## Start Listed entries

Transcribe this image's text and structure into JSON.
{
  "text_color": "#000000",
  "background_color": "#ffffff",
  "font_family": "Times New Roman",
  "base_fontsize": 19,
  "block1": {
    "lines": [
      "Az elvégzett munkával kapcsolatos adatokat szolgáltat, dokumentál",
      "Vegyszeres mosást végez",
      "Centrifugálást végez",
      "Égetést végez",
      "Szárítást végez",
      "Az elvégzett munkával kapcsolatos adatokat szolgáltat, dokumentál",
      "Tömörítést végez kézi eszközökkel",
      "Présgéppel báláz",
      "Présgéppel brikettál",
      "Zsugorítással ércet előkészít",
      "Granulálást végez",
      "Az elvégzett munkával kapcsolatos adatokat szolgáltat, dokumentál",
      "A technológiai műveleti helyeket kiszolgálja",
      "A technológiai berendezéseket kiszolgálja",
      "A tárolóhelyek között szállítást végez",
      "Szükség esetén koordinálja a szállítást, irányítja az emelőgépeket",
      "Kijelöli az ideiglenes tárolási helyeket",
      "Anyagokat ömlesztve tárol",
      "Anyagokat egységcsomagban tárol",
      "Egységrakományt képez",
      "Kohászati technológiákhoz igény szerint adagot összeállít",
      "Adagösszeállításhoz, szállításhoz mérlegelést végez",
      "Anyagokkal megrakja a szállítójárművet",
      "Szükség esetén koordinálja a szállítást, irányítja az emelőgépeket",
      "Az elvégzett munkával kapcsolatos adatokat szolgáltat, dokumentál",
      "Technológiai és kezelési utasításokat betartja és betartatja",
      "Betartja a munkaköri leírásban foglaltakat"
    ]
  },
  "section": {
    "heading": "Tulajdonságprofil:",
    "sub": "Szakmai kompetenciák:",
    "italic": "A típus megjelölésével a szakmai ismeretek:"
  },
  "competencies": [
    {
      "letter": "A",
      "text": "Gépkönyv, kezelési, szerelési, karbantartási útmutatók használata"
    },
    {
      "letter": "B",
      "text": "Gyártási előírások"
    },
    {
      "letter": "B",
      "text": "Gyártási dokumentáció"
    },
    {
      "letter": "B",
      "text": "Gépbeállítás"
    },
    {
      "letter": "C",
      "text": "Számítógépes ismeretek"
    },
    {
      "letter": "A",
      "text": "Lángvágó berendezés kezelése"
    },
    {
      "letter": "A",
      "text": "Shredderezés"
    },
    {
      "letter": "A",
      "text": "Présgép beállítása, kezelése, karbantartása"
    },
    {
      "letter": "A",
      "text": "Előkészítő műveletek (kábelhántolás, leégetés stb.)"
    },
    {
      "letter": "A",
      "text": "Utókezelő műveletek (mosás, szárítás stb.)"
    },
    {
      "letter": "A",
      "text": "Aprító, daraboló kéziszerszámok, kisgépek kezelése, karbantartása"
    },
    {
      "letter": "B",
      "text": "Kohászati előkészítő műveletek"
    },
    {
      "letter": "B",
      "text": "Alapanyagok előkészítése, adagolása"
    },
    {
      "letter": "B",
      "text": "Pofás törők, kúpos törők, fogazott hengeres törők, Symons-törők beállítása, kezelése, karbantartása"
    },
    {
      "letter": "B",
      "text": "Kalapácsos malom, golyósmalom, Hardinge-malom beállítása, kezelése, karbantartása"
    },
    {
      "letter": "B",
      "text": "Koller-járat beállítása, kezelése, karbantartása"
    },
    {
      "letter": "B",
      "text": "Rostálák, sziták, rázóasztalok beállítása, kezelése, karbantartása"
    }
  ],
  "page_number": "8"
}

## End Listed entries

### Task description
Tell how many lines hold the string "végez", giving the number and nothing else.

### Final answer
8